PROBLEM STATEMENT: Write the records out again exactly, leaving no images in.

--- Start EXERCISE DATA ---

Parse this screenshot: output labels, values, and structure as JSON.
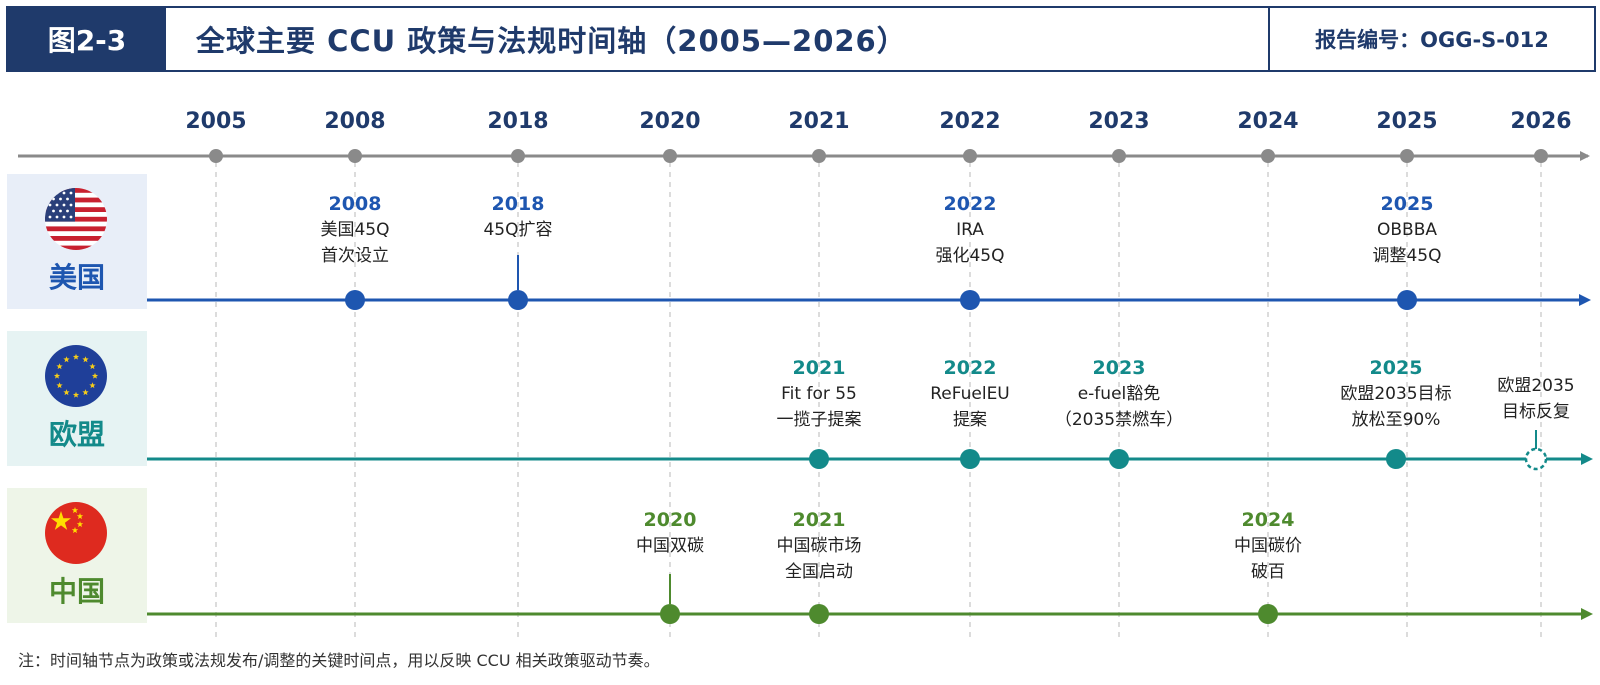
{
  "header": {
    "figure_tag": "图2-3",
    "title": "全球主要 CCU 政策与法规时间轴（2005—2026）",
    "report_id": "报告编号：OGG-S-012"
  },
  "timeline_years": [
    "2005",
    "2008",
    "2018",
    "2020",
    "2021",
    "2022",
    "2023",
    "2024",
    "2025",
    "2026"
  ],
  "regions": {
    "us": {
      "label": "美国",
      "flag": "us-flag-icon",
      "color": "#1e56b0",
      "events": [
        {
          "year": "2008",
          "lines": [
            "美国45Q",
            "首次设立"
          ]
        },
        {
          "year": "2018",
          "lines": [
            "45Q扩容"
          ]
        },
        {
          "year": "2022",
          "lines": [
            "IRA",
            "强化45Q"
          ]
        },
        {
          "year": "2025",
          "lines": [
            "OBBBA",
            "调整45Q"
          ]
        }
      ]
    },
    "eu": {
      "label": "欧盟",
      "flag": "eu-flag-icon",
      "color": "#138a8a",
      "events": [
        {
          "year": "2021",
          "lines": [
            "Fit for 55",
            "一揽子提案"
          ]
        },
        {
          "year": "2022",
          "lines": [
            "ReFuelEU",
            "提案"
          ]
        },
        {
          "year": "2023",
          "lines": [
            "e-fuel豁免",
            "（2035禁燃车）"
          ]
        },
        {
          "year": "2025",
          "lines": [
            "欧盟2035目标",
            "放松至90%"
          ]
        },
        {
          "year": "",
          "lines": [
            "欧盟2035",
            "目标反复"
          ],
          "status": "anticipated"
        }
      ]
    },
    "cn": {
      "label": "中国",
      "flag": "cn-flag-icon",
      "color": "#4e8a2e",
      "events": [
        {
          "year": "2020",
          "lines": [
            "中国双碳"
          ]
        },
        {
          "year": "2021",
          "lines": [
            "中国碳市场",
            "全国启动"
          ]
        },
        {
          "year": "2024",
          "lines": [
            "中国碳价",
            "破百"
          ]
        }
      ]
    }
  },
  "footnote": "注：时间轴节点为政策或法规发布/调整的关键时间点，用以反映 CCU 相关政策驱动节奏。",
  "colors": {
    "header_navy": "#1f3a6b",
    "axis_gray": "#8a8a8a",
    "us_blue": "#1e56b0",
    "eu_teal": "#138a8a",
    "cn_green": "#4e8a2e"
  }
}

--- End EXERCISE DATA ---

OUTPUT FOR THIS TASK:
Parse this screenshot: output labels, values, and structure as JSON.
{
  "header": {
    "figure_tag": "图2-3",
    "title": "全球主要 CCU 政策与法规时间轴（2005—2026）",
    "report_id": "报告编号：OGG-S-012"
  },
  "timeline_years": [
    "2005",
    "2008",
    "2018",
    "2020",
    "2021",
    "2022",
    "2023",
    "2024",
    "2025",
    "2026"
  ],
  "regions": {
    "us": {
      "label": "美国",
      "flag": "us-flag-icon",
      "color": "#1e56b0",
      "events": [
        {
          "year": "2008",
          "lines": [
            "美国45Q",
            "首次设立"
          ]
        },
        {
          "year": "2018",
          "lines": [
            "45Q扩容"
          ]
        },
        {
          "year": "2022",
          "lines": [
            "IRA",
            "强化45Q"
          ]
        },
        {
          "year": "2025",
          "lines": [
            "OBBBA",
            "调整45Q"
          ]
        }
      ]
    },
    "eu": {
      "label": "欧盟",
      "flag": "eu-flag-icon",
      "color": "#138a8a",
      "events": [
        {
          "year": "2021",
          "lines": [
            "Fit for 55",
            "一揽子提案"
          ]
        },
        {
          "year": "2022",
          "lines": [
            "ReFuelEU",
            "提案"
          ]
        },
        {
          "year": "2023",
          "lines": [
            "e-fuel豁免",
            "（2035禁燃车）"
          ]
        },
        {
          "year": "2025",
          "lines": [
            "欧盟2035目标",
            "放松至90%"
          ]
        },
        {
          "year": "",
          "lines": [
            "欧盟2035",
            "目标反复"
          ],
          "status": "anticipated"
        }
      ]
    },
    "cn": {
      "label": "中国",
      "flag": "cn-flag-icon",
      "color": "#4e8a2e",
      "events": [
        {
          "year": "2020",
          "lines": [
            "中国双碳"
          ]
        },
        {
          "year": "2021",
          "lines": [
            "中国碳市场",
            "全国启动"
          ]
        },
        {
          "year": "2024",
          "lines": [
            "中国碳价",
            "破百"
          ]
        }
      ]
    }
  },
  "footnote": "注：时间轴节点为政策或法规发布/调整的关键时间点，用以反映 CCU 相关政策驱动节奏。",
  "colors": {
    "header_navy": "#1f3a6b",
    "axis_gray": "#8a8a8a",
    "us_blue": "#1e56b0",
    "eu_teal": "#138a8a",
    "cn_green": "#4e8a2e"
  }
}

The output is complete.